- **Exercise description**
Every line of the material is to be repeated exactly as it stands.

- **Information supplied**
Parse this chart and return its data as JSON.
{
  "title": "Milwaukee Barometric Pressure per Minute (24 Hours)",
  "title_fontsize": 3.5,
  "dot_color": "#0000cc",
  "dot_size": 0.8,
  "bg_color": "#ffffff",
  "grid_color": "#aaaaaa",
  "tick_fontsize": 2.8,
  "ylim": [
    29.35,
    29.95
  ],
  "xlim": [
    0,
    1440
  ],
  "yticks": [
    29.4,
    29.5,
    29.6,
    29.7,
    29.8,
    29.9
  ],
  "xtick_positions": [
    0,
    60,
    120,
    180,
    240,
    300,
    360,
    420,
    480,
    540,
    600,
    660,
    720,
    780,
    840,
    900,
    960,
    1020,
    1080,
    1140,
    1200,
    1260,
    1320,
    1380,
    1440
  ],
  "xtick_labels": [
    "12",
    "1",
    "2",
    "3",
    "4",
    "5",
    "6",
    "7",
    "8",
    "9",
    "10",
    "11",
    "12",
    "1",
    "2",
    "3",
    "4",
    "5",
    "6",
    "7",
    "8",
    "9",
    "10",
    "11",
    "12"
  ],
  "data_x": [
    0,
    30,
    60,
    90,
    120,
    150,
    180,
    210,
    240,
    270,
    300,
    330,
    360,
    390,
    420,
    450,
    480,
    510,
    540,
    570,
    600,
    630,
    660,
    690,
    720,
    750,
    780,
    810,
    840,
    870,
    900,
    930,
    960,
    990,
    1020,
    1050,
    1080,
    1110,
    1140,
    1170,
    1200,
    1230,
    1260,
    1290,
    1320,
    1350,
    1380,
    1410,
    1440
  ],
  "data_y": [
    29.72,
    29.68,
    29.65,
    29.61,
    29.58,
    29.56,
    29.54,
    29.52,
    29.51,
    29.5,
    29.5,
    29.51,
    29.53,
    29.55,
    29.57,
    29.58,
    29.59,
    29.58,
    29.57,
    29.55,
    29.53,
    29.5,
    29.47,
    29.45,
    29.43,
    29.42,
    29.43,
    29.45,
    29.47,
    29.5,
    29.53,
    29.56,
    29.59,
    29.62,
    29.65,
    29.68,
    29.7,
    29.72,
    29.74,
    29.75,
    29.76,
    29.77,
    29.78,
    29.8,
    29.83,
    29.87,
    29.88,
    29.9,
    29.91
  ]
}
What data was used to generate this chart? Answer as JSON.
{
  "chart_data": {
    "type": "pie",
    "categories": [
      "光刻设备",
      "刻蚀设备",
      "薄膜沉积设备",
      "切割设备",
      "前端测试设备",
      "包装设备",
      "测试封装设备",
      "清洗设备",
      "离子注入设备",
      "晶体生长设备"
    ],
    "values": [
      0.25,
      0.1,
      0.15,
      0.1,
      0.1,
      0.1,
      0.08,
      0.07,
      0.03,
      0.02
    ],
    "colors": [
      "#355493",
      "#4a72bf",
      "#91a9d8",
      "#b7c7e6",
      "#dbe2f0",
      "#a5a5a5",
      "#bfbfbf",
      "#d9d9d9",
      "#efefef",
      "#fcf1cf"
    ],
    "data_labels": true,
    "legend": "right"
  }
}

- **Answer below**
Parse this chart and return its data as JSON.
{
  "title": "Milwaukee Barometric Pressure per Minute (24 Hours)",
  "title_fontsize": 3.5,
  "dot_color": "#0000cc",
  "dot_size": 0.8,
  "bg_color": "#ffffff",
  "grid_color": "#aaaaaa",
  "tick_fontsize": 2.8,
  "ylim": [
    29.35,
    29.95
  ],
  "xlim": [
    0,
    1440
  ],
  "yticks": [
    29.4,
    29.5,
    29.6,
    29.7,
    29.8,
    29.9
  ],
  "xtick_positions": [
    0,
    60,
    120,
    180,
    240,
    300,
    360,
    420,
    480,
    540,
    600,
    660,
    720,
    780,
    840,
    900,
    960,
    1020,
    1080,
    1140,
    1200,
    1260,
    1320,
    1380,
    1440
  ],
  "xtick_labels": [
    "12",
    "1",
    "2",
    "3",
    "4",
    "5",
    "6",
    "7",
    "8",
    "9",
    "10",
    "11",
    "12",
    "1",
    "2",
    "3",
    "4",
    "5",
    "6",
    "7",
    "8",
    "9",
    "10",
    "11",
    "12"
  ],
  "data_x": [
    0,
    30,
    60,
    90,
    120,
    150,
    180,
    210,
    240,
    270,
    300,
    330,
    360,
    390,
    420,
    450,
    480,
    510,
    540,
    570,
    600,
    630,
    660,
    690,
    720,
    750,
    780,
    810,
    840,
    870,
    900,
    930,
    960,
    990,
    1020,
    1050,
    1080,
    1110,
    1140,
    1170,
    1200,
    1230,
    1260,
    1290,
    1320,
    1350,
    1380,
    1410,
    1440
  ],
  "data_y": [
    29.72,
    29.68,
    29.65,
    29.61,
    29.58,
    29.56,
    29.54,
    29.52,
    29.51,
    29.5,
    29.5,
    29.51,
    29.53,
    29.55,
    29.57,
    29.58,
    29.59,
    29.58,
    29.57,
    29.55,
    29.53,
    29.5,
    29.47,
    29.45,
    29.43,
    29.42,
    29.43,
    29.45,
    29.47,
    29.5,
    29.53,
    29.56,
    29.59,
    29.62,
    29.65,
    29.68,
    29.7,
    29.72,
    29.74,
    29.75,
    29.76,
    29.77,
    29.78,
    29.8,
    29.83,
    29.87,
    29.88,
    29.9,
    29.91
  ]
}
What data was used to generate this chart? Answer as JSON.
{
  "chart_data": {
    "type": "pie",
    "categories": [
      "光刻设备",
      "刻蚀设备",
      "薄膜沉积设备",
      "切割设备",
      "前端测试设备",
      "包装设备",
      "测试封装设备",
      "清洗设备",
      "离子注入设备",
      "晶体生长设备"
    ],
    "values": [
      0.25,
      0.1,
      0.15,
      0.1,
      0.1,
      0.1,
      0.08,
      0.07,
      0.03,
      0.02
    ],
    "colors": [
      "#355493",
      "#4a72bf",
      "#91a9d8",
      "#b7c7e6",
      "#dbe2f0",
      "#a5a5a5",
      "#bfbfbf",
      "#d9d9d9",
      "#efefef",
      "#fcf1cf"
    ],
    "data_labels": true,
    "legend": "right"
  }
}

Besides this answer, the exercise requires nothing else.